SUPPLIED RECORDS:
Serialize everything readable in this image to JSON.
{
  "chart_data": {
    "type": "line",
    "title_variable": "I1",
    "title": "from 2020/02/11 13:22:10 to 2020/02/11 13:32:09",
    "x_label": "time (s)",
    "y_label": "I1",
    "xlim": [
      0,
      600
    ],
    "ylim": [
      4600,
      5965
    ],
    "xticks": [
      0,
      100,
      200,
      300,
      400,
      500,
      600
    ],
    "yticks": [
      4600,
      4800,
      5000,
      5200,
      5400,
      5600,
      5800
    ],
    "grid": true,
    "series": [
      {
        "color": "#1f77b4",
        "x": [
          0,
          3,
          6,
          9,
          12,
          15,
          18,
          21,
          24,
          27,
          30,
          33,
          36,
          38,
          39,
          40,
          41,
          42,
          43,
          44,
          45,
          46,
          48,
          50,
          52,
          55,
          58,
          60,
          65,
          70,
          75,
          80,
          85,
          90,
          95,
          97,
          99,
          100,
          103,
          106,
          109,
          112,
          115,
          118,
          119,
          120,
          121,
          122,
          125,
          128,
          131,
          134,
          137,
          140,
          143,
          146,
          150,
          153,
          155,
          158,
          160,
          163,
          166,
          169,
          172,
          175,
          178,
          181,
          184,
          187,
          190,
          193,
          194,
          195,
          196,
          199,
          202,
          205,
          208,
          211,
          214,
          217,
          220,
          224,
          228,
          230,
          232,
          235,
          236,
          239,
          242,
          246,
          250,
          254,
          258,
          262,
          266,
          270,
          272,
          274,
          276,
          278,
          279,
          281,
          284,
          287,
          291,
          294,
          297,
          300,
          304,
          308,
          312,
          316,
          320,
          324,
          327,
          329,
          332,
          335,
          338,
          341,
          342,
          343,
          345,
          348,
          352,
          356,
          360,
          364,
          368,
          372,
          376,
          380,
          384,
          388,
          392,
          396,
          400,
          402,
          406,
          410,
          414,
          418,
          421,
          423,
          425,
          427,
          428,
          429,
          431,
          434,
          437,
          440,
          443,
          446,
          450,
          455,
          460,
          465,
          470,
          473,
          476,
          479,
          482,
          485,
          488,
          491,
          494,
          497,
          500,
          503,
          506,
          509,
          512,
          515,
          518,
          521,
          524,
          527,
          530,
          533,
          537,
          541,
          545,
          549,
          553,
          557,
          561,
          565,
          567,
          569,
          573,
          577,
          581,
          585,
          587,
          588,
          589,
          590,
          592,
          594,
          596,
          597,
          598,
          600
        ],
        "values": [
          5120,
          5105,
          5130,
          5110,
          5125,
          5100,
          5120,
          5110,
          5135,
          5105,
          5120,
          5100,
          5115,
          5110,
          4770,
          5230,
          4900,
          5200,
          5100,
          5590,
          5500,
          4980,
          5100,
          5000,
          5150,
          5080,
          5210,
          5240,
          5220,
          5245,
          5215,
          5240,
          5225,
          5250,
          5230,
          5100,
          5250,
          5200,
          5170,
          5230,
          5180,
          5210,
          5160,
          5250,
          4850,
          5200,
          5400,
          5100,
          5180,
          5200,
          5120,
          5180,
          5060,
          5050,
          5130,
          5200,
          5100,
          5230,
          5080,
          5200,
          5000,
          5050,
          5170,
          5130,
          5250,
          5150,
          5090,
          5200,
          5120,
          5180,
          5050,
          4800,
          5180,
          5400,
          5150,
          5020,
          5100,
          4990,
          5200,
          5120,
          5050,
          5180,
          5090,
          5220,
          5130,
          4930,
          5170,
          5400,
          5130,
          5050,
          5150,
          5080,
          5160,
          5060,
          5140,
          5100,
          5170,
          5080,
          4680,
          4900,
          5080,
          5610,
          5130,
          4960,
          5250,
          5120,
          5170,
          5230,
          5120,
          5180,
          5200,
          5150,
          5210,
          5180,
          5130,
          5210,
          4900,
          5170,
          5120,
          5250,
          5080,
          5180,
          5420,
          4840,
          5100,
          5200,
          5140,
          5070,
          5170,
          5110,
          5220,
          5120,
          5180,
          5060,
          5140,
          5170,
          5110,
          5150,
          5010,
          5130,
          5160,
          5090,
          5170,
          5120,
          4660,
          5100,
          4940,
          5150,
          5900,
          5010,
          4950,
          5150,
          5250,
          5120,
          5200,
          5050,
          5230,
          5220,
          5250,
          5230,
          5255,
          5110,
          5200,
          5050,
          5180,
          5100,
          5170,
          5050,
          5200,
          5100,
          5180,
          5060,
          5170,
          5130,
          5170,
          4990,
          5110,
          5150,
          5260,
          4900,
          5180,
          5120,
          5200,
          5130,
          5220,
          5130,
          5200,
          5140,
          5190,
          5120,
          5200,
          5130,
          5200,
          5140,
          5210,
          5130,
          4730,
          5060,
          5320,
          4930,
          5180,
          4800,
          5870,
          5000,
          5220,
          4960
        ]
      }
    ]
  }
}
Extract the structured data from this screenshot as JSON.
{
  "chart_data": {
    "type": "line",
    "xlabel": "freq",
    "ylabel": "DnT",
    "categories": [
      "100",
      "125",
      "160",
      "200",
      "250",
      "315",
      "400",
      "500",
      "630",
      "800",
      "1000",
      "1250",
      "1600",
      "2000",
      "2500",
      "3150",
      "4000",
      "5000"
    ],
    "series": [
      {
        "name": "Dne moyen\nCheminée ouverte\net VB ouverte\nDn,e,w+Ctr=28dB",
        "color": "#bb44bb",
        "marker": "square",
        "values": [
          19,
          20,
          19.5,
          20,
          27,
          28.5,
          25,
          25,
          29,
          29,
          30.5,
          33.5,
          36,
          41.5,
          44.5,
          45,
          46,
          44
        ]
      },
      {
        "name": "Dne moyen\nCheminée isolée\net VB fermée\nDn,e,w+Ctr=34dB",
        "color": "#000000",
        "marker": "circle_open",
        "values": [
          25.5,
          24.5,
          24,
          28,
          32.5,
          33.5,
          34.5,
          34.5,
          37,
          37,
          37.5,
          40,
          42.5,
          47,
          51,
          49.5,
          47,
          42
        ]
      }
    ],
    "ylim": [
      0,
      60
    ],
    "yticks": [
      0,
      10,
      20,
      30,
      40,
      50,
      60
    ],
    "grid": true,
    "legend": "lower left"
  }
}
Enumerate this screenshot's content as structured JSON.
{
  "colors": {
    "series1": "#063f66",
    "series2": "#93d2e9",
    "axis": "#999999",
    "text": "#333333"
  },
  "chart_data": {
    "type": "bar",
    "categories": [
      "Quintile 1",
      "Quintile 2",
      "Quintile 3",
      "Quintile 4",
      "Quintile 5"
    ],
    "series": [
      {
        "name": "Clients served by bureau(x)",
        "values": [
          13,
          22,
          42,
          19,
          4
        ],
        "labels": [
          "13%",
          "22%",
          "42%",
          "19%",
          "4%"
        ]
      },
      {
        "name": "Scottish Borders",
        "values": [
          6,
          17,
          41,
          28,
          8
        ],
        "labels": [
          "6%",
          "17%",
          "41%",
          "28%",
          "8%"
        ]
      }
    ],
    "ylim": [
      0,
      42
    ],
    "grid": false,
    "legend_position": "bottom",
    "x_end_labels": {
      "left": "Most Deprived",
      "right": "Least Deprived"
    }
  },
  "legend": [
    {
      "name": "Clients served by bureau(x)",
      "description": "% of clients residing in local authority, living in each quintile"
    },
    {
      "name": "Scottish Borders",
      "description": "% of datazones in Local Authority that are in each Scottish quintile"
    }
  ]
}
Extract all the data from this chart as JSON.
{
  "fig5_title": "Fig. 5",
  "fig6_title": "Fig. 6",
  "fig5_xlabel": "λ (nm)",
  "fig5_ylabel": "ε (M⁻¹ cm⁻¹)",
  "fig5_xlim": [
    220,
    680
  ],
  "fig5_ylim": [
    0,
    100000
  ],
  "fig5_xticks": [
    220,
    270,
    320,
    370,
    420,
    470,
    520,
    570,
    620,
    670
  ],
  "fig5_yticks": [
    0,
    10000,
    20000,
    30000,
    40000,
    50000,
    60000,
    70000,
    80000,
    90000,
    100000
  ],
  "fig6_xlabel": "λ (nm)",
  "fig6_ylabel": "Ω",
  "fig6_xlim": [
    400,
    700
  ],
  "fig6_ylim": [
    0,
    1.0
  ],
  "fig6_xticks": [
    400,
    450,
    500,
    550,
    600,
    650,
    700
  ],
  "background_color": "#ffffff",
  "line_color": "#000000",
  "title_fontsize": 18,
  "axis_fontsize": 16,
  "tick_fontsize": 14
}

TASK:
Only the lines from the one that contains "Extract all the data from this chart as JSON." to the end of the entries above should be given again, exactly and in full.

WRITTEN REPLY:
Extract all the data from this chart as JSON.
{
  "fig5_title": "Fig. 5",
  "fig6_title": "Fig. 6",
  "fig5_xlabel": "λ (nm)",
  "fig5_ylabel": "ε (M⁻¹ cm⁻¹)",
  "fig5_xlim": [
    220,
    680
  ],
  "fig5_ylim": [
    0,
    100000
  ],
  "fig5_xticks": [
    220,
    270,
    320,
    370,
    420,
    470,
    520,
    570,
    620,
    670
  ],
  "fig5_yticks": [
    0,
    10000,
    20000,
    30000,
    40000,
    50000,
    60000,
    70000,
    80000,
    90000,
    100000
  ],
  "fig6_xlabel": "λ (nm)",
  "fig6_ylabel": "Ω",
  "fig6_xlim": [
    400,
    700
  ],
  "fig6_ylim": [
    0,
    1.0
  ],
  "fig6_xticks": [
    400,
    450,
    500,
    550,
    600,
    650,
    700
  ],
  "background_color": "#ffffff",
  "line_color": "#000000",
  "title_fontsize": 18,
  "axis_fontsize": 16,
  "tick_fontsize": 14
}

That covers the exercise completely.